─── GIVEN INFORMATION

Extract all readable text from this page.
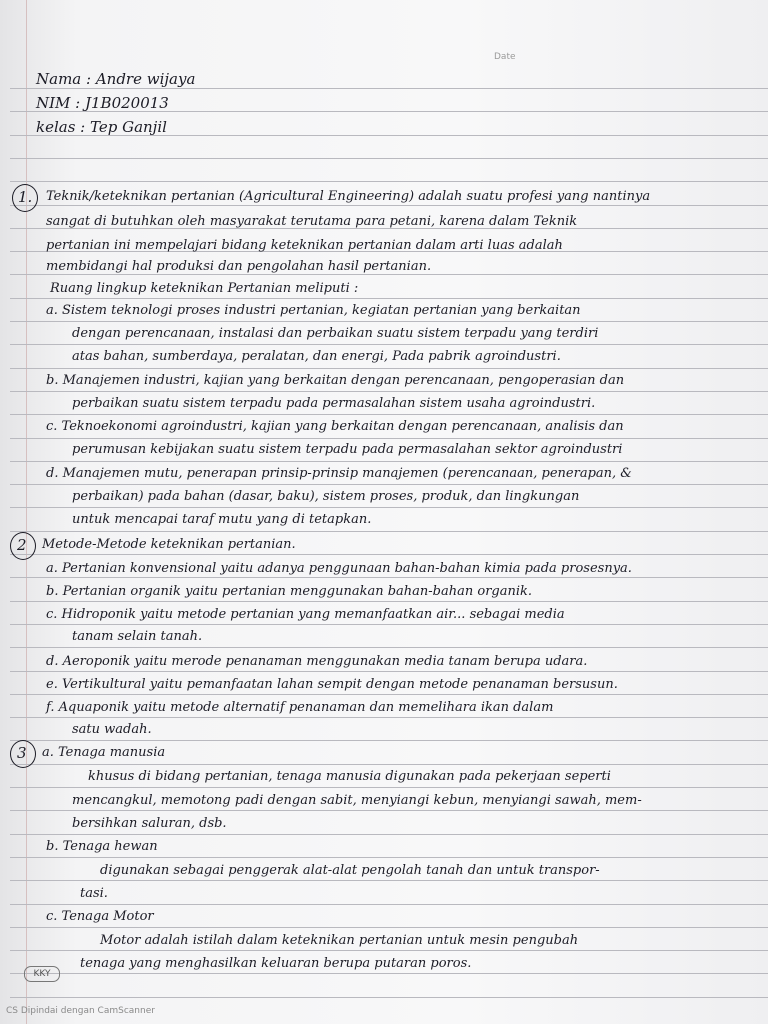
Date
Nama : Andre wijaya
NIM : J1B020013
kelas : Tep Ganjil
1. Teknik/keteknikan pertanian (Agricultural Engineering) adalah suatu profesi yang nantinya
sangat di butuhkan oleh masyarakat terutama para petani, karena dalam Teknik
pertanian ini mempelajari bidang keteknikan pertanian dalam arti luas adalah
membidangi hal produksi dan pengolahan hasil pertanian.
Ruang lingkup keteknikan Pertanian meliputi :
a. Sistem teknologi proses industri pertanian, kegiatan pertanian yang berkaitan
dengan perencanaan, instalasi dan perbaikan suatu sistem terpadu yang terdiri
atas bahan, sumberdaya, peralatan, dan energi, Pada pabrik agroindustri.
b. Manajemen industri, kajian yang berkaitan dengan perencanaan, pengoperasian dan
perbaikan suatu sistem terpadu pada permasalahan sistem usaha agroindustri.
c. Teknoekonomi agroindustri, kajian yang berkaitan dengan perencanaan, analisis dan
perumusan kebijakan suatu sistem terpadu pada permasalahan sektor agroindustri
d. Manajemen mutu, penerapan prinsip-prinsip manajemen (perencanaan, penerapan, &
perbaikan) pada bahan (dasar, baku), sistem proses, produk, dan lingkungan
untuk mencapai taraf mutu yang di tetapkan.
2 Metode-Metode keteknikan pertanian.
a. Pertanian konvensional yaitu adanya penggunaan bahan-bahan kimia pada prosesnya.
b. Pertanian organik yaitu pertanian menggunakan bahan-bahan organik.
c. Hidroponik yaitu metode pertanian yang memanfaatkan air... sebagai media
tanam selain tanah.
d. Aeroponik yaitu merode penanaman menggunakan media tanam berupa udara.
e. Vertikultural yaitu pemanfaatan lahan sempit dengan metode penanaman bersusun.
f. Aquaponik yaitu metode alternatif penanaman dan memelihara ikan dalam
satu wadah.
3 a. Tenaga manusia
khusus di bidang pertanian, tenaga manusia digunakan pada pekerjaan seperti
mencangkul, memotong padi dengan sabit, menyiangi kebun, menyiangi sawah, mem-
bersihkan saluran, dsb.
b. Tenaga hewan
digunakan sebagai penggerak alat-alat pengolah tanah dan untuk transpor-
tasi.
c. Tenaga Motor
Motor adalah istilah dalam keteknikan pertanian untuk mesin pengubah
tenaga yang menghasilkan keluaran berupa putaran poros.
KKY
CS Dipindai dengan CamScanner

──────

BRIEF => Gather all the lines that include the word "yang" and copy them out.

EXERCISE RESULT =>
1. Teknik/keteknikan pertanian (Agricultural Engineering) adalah suatu profesi yang nantinya
a. Sistem teknologi proses industri pertanian, kegiatan pertanian yang berkaitan
dengan perencanaan, instalasi dan perbaikan suatu sistem terpadu yang terdiri
b. Manajemen industri, kajian yang berkaitan dengan perencanaan, pengoperasian dan
c. Teknoekonomi agroindustri, kajian yang berkaitan dengan perencanaan, analisis dan
untuk mencapai taraf mutu yang di tetapkan.
c. Hidroponik yaitu metode pertanian yang memanfaatkan air... sebagai media
tenaga yang menghasilkan keluaran berupa putaran poros.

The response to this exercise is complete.